(Data in this exercise begins)
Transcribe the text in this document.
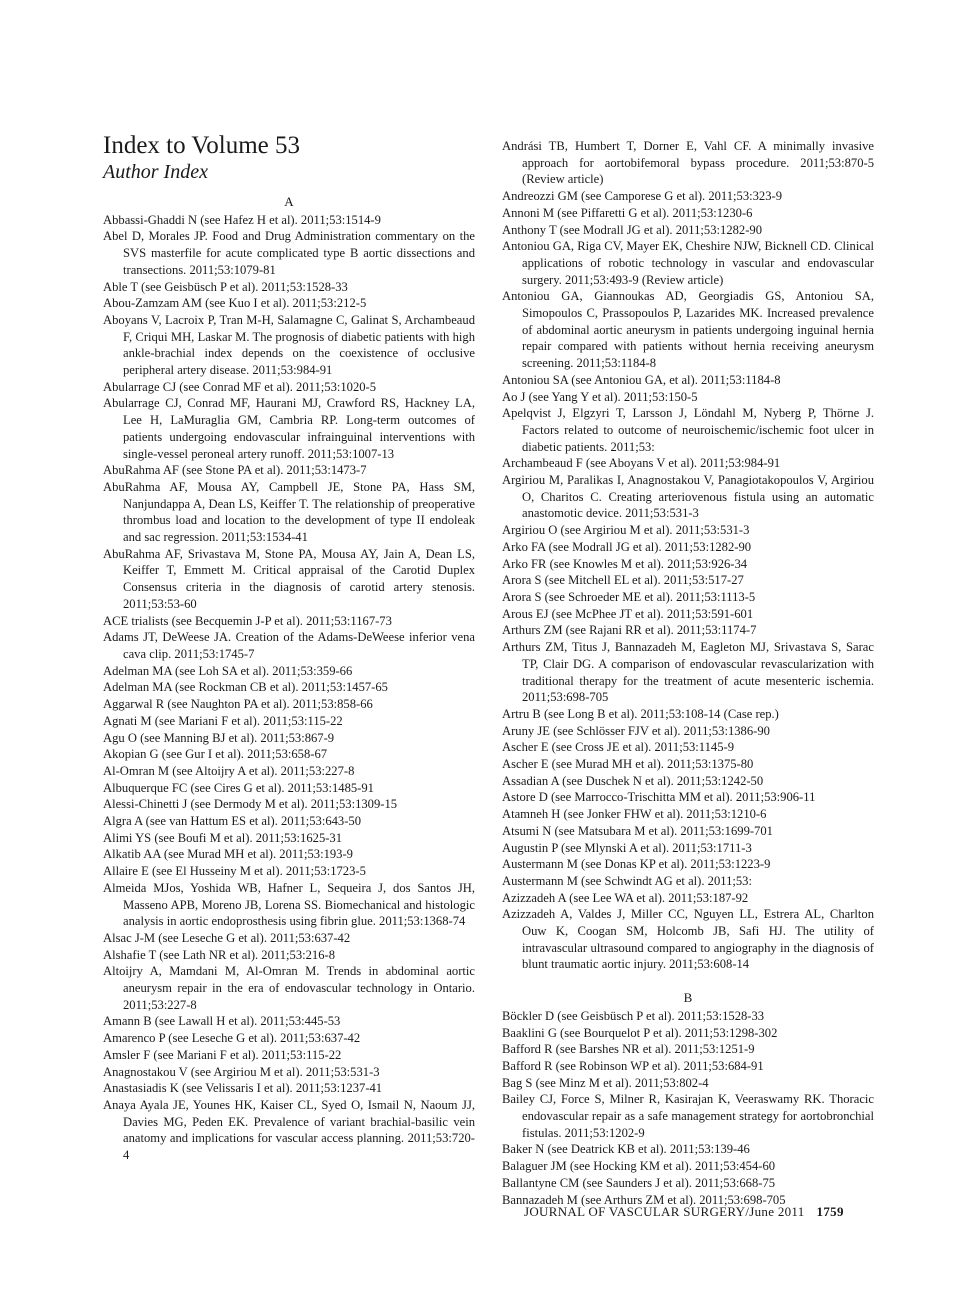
Index to Volume 53
Author Index
A

Abbassi-Ghaddi N (see Hafez H et al). 2011;53:1514-9

Abel D, Morales JP. Food and Drug Administration commentary on the SVS masterfile for acute complicated type B aortic dissections and transections. 2011;53:1079-81

Able T (see Geisbüsch P et al). 2011;53:1528-33

Abou-Zamzam AM (see Kuo I et al). 2011;53:212-5

Aboyans V, Lacroix P, Tran M-H, Salamagne C, Galinat S, Archambeaud F, Criqui MH, Laskar M. The prognosis of diabetic patients with high ankle-brachial index depends on the coexistence of occlusive peripheral artery disease. 2011;53:984-91

Abularrage CJ (see Conrad MF et al). 2011;53:1020-5

Abularrage CJ, Conrad MF, Haurani MJ, Crawford RS, Hackney LA, Lee H, LaMuraglia GM, Cambria RP. Long-term outcomes of patients undergoing endovascular infrainguinal interventions with single-vessel peroneal artery runoff. 2011;53:1007-13

AbuRahma AF (see Stone PA et al). 2011;53:1473-7

AbuRahma AF, Mousa AY, Campbell JE, Stone PA, Hass SM, Nanjundappa A, Dean LS, Keiffer T. The relationship of preoperative thrombus load and location to the development of type II endoleak and sac regression. 2011;53:1534-41

AbuRahma AF, Srivastava M, Stone PA, Mousa AY, Jain A, Dean LS, Keiffer T, Emmett M. Critical appraisal of the Carotid Duplex Consensus criteria in the diagnosis of carotid artery stenosis. 2011;53:53-60

ACE trialists (see Becquemin J-P et al). 2011;53:1167-73

Adams JT, DeWeese JA. Creation of the Adams-DeWeese inferior vena cava clip. 2011;53:1745-7

Adelman MA (see Loh SA et al). 2011;53:359-66

Adelman MA (see Rockman CB et al). 2011;53:1457-65

Aggarwal R (see Naughton PA et al). 2011;53:858-66

Agnati M (see Mariani F et al). 2011;53:115-22

Agu O (see Manning BJ et al). 2011;53:867-9

Akopian G (see Gur I et al). 2011;53:658-67

Al-Omran M (see Altoijry A et al). 2011;53:227-8

Albuquerque FC (see Cires G et al). 2011;53:1485-91

Alessi-Chinetti J (see Dermody M et al). 2011;53:1309-15

Algra A (see van Hattum ES et al). 2011;53:643-50

Alimi YS (see Boufi M et al). 2011;53:1625-31

Alkatib AA (see Murad MH et al). 2011;53:193-9

Allaire E (see El Husseiny M et al). 2011;53:1723-5

Almeida MJos, Yoshida WB, Hafner L, Sequeira J, dos Santos JH, Masseno APB, Moreno JB, Lorena SS. Biomechanical and histologic analysis in aortic endoprosthesis using fibrin glue. 2011;53:1368-74

Alsac J-M (see Leseche G et al). 2011;53:637-42

Alshafie T (see Lath NR et al). 2011;53:216-8

Altoijry A, Mamdani M, Al-Omran M. Trends in abdominal aortic aneurysm repair in the era of endovascular technology in Ontario. 2011;53:227-8

Amann B (see Lawall H et al). 2011;53:445-53

Amarenco P (see Leseche G et al). 2011;53:637-42

Amsler F (see Mariani F et al). 2011;53:115-22

Anagnostakou V (see Argiriou M et al). 2011;53:531-3

Anastasiadis K (see Velissaris I et al). 2011;53:1237-41

Anaya Ayala JE, Younes HK, Kaiser CL, Syed O, Ismail N, Naoum JJ, Davies MG, Peden EK. Prevalence of variant brachial-basilic vein anatomy and implications for vascular access planning. 2011;53:720-4

Andrási TB, Humbert T, Dorner E, Vahl CF. A minimally invasive approach for aortobifemoral bypass procedure. 2011;53:870-5 (Review article)

Andreozzi GM (see Camporese G et al). 2011;53:323-9

Annoni M (see Piffaretti G et al). 2011;53:1230-6

Anthony T (see Modrall JG et al). 2011;53:1282-90

Antoniou GA, Riga CV, Mayer EK, Cheshire NJW, Bicknell CD. Clinical applications of robotic technology in vascular and endovascular surgery. 2011;53:493-9 (Review article)

Antoniou GA, Giannoukas AD, Georgiadis GS, Antoniou SA, Simopoulos C, Prassopoulos P, Lazarides MK. Increased prevalence of abdominal aortic aneurysm in patients undergoing inguinal hernia repair compared with patients without hernia receiving aneurysm screening. 2011;53:1184-8

Antoniou SA (see Antoniou GA, et al). 2011;53:1184-8

Ao J (see Yang Y et al). 2011;53:150-5

Apelqvist J, Elgzyri T, Larsson J, Löndahl M, Nyberg P, Thörne J. Factors related to outcome of neuroischemic/ischemic foot ulcer in diabetic patients. 2011;53:

Archambeaud F (see Aboyans V et al). 2011;53:984-91

Argiriou M, Paralikas I, Anagnostakou V, Panagiotakopoulos V, Argiriou O, Charitos C. Creating arteriovenous fistula using an automatic anastomotic device. 2011;53:531-3

Argiriou O (see Argiriou M et al). 2011;53:531-3

Arko FA (see Modrall JG et al). 2011;53:1282-90

Arko FR (see Knowles M et al). 2011;53:926-34

Arora S (see Mitchell EL et al). 2011;53:517-27

Arora S (see Schroeder ME et al). 2011;53:1113-5

Arous EJ (see McPhee JT et al). 2011;53:591-601

Arthurs ZM (see Rajani RR et al). 2011;53:1174-7

Arthurs ZM, Titus J, Bannazadeh M, Eagleton MJ, Srivastava S, Sarac TP, Clair DG. A comparison of endovascular revascularization with traditional therapy for the treatment of acute mesenteric ischemia. 2011;53:698-705

Artru B (see Long B et al). 2011;53:108-14 (Case rep.)

Aruny JE (see Schlösser FJV et al). 2011;53:1386-90

Ascher E (see Cross JE et al). 2011;53:1145-9

Ascher E (see Murad MH et al). 2011;53:1375-80

Assadian A (see Duschek N et al). 2011;53:1242-50

Astore D (see Marrocco-Trischitta MM et al). 2011;53:906-11

Atamneh H (see Jonker FHW et al). 2011;53:1210-6

Atsumi N (see Matsubara M et al). 2011;53:1699-701

Augustin P (see Mlynski A et al). 2011;53:1711-3

Austermann M (see Donas KP et al). 2011;53:1223-9

Austermann M (see Schwindt AG et al). 2011;53:

Azizzadeh A (see Lee WA et al). 2011;53:187-92

Azizzadeh A, Valdes J, Miller CC, Nguyen LL, Estrera AL, Charlton Ouw K, Coogan SM, Holcomb JB, Safi HJ. The utility of intravascular ultrasound compared to angiography in the diagnosis of blunt traumatic aortic injury. 2011;53:608-14

B

Böckler D (see Geisbüsch P et al). 2011;53:1528-33

Baaklini G (see Bourquelot P et al). 2011;53:1298-302

Bafford R (see Barshes NR et al). 2011;53:1251-9

Bafford R (see Robinson WP et al). 2011;53:684-91

Bag S (see Minz M et al). 2011;53:802-4

Bailey CJ, Force S, Milner R, Kasirajan K, Veeraswamy RK. Thoracic endovascular repair as a safe management strategy for aortobronchial fistulas. 2011;53:1202-9

Baker N (see Deatrick KB et al). 2011;53:139-46

Balaguer JM (see Hocking KM et al). 2011;53:454-60

Ballantyne CM (see Saunders J et al). 2011;53:668-75

Bannazadeh M (see Arthurs ZM et al). 2011;53:698-705

JOURNAL OF VASCULAR SURGERY/June 2011 1759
(Data in this exercise ends)
▸ Task
Using the data above, say how many lines include "AbuRahma". No other reply is needed.

▸ Answer to the exercise
3